## Records
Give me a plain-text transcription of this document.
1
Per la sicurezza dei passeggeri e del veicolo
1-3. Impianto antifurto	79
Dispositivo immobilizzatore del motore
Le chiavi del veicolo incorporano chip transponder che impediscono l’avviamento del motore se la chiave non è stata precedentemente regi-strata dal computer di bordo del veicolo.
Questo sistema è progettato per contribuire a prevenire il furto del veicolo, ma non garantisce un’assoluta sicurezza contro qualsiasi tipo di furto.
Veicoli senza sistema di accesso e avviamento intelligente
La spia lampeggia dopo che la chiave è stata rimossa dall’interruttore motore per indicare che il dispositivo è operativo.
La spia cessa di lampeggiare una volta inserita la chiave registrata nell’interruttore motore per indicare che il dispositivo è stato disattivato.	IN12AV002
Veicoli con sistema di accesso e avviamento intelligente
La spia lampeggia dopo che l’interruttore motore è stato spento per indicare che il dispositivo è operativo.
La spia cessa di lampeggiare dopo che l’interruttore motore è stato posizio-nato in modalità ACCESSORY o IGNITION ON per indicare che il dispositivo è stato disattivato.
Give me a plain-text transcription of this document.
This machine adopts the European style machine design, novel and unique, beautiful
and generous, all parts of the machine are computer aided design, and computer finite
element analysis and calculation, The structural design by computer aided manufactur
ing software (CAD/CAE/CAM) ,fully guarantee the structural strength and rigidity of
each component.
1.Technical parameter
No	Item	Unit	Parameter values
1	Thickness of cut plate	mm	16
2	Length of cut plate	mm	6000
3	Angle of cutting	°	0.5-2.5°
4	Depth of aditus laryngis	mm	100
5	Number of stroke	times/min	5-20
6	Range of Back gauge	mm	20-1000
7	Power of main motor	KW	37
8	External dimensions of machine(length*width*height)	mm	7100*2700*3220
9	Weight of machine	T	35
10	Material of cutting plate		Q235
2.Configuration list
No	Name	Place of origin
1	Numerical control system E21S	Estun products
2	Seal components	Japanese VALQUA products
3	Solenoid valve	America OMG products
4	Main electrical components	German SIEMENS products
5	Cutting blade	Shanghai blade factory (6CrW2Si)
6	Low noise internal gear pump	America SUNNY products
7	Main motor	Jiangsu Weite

## WHAT TO PRODUCE
Copy the records above exactly.

## ANSWER TO THIS TASK
Give me a plain-text transcription of this document.
1
Per la sicurezza dei passeggeri e del veicolo
1-3. Impianto antifurto	79
Dispositivo immobilizzatore del motore
Le chiavi del veicolo incorporano chip transponder che impediscono l’avviamento del motore se la chiave non è stata precedentemente regi-strata dal computer di bordo del veicolo.
Questo sistema è progettato per contribuire a prevenire il furto del veicolo, ma non garantisce un’assoluta sicurezza contro qualsiasi tipo di furto.
Veicoli senza sistema di accesso e avviamento intelligente
La spia lampeggia dopo che la chiave è stata rimossa dall’interruttore motore per indicare che il dispositivo è operativo.
La spia cessa di lampeggiare una volta inserita la chiave registrata nell’interruttore motore per indicare che il dispositivo è stato disattivato.	IN12AV002
Veicoli con sistema di accesso e avviamento intelligente
La spia lampeggia dopo che l’interruttore motore è stato spento per indicare che il dispositivo è operativo.
La spia cessa di lampeggiare dopo che l’interruttore motore è stato posizio-nato in modalità ACCESSORY o IGNITION ON per indicare che il dispositivo è stato disattivato.
Give me a plain-text transcription of this document.
This machine adopts the European style machine design, novel and unique, beautiful
and generous, all parts of the machine are computer aided design, and computer finite
element analysis and calculation, The structural design by computer aided manufactur
ing software (CAD/CAE/CAM) ,fully guarantee the structural strength and rigidity of
each component.
1.Technical parameter
No	Item	Unit	Parameter values
1	Thickness of cut plate	mm	16
2	Length of cut plate	mm	6000
3	Angle of cutting	°	0.5-2.5°
4	Depth of aditus laryngis	mm	100
5	Number of stroke	times/min	5-20
6	Range of Back gauge	mm	20-1000
7	Power of main motor	KW	37
8	External dimensions of machine(length*width*height)	mm	7100*2700*3220
9	Weight of machine	T	35
10	Material of cutting plate		Q235
2.Configuration list
No	Name	Place of origin
1	Numerical control system E21S	Estun products
2	Seal components	Japanese VALQUA products
3	Solenoid valve	America OMG products
4	Main electrical components	German SIEMENS products
5	Cutting blade	Shanghai blade factory (6CrW2Si)
6	Low noise internal gear pump	America SUNNY products
7	Main motor	Jiangsu Weite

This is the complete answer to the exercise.